> The exercise:
Reproduce each line from the records that holds "structured".

> Data for the task:
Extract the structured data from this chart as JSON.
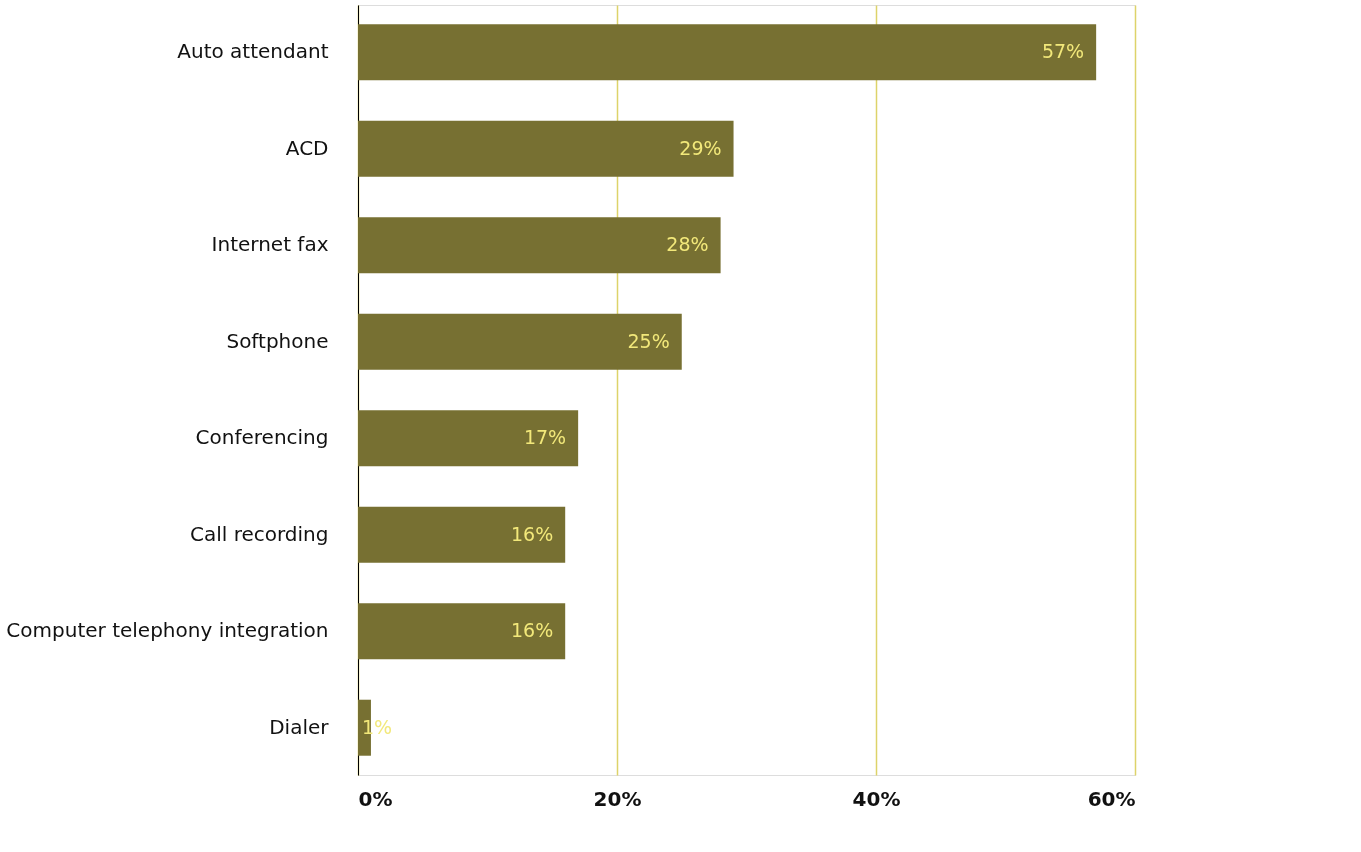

...

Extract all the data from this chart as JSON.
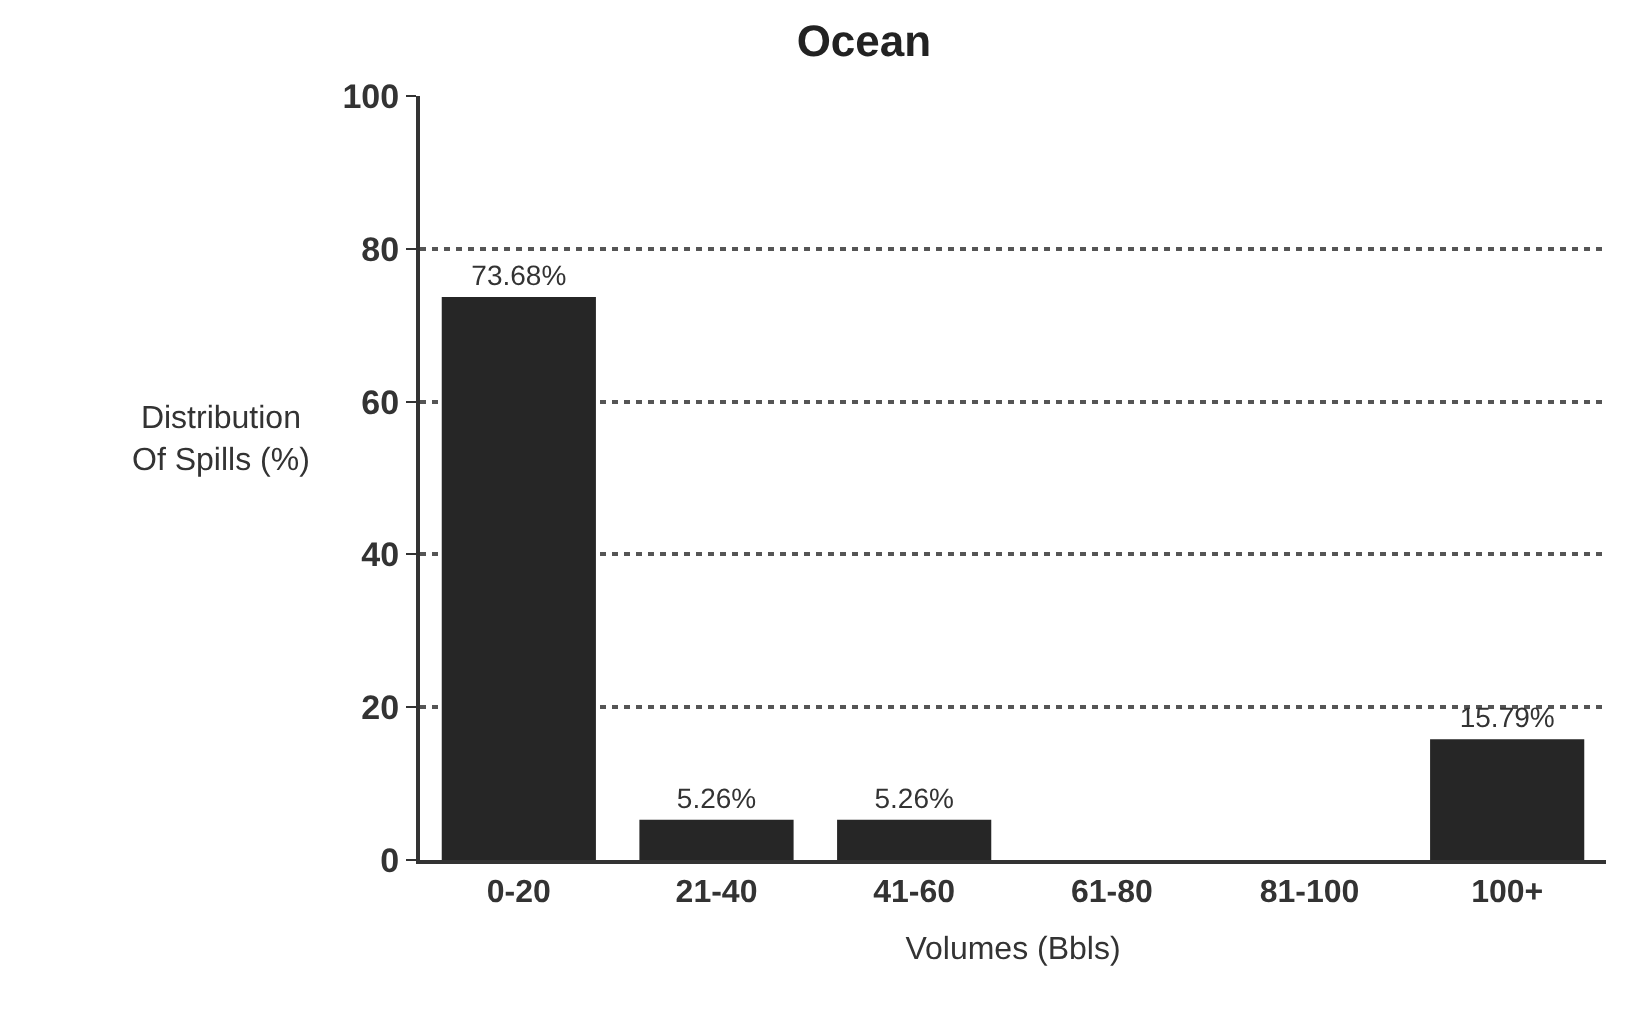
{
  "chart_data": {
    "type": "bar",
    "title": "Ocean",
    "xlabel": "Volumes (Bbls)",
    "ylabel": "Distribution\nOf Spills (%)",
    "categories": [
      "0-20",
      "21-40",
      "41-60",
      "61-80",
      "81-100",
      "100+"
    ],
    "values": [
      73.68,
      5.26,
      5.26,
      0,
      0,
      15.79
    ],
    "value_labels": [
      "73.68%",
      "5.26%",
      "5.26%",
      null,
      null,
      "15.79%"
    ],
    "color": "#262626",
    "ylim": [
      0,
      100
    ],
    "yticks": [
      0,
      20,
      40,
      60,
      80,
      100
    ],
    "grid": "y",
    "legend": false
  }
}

* * *

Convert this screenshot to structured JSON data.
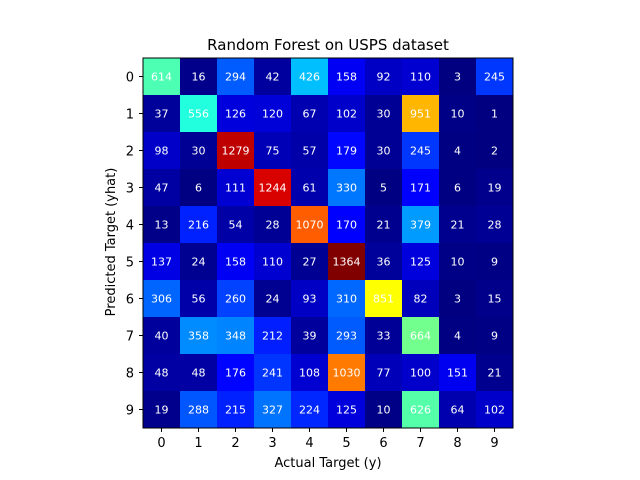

> Result below:
Extract the structured data from this chart as JSON.
Convert this screenshot to structured JSON data.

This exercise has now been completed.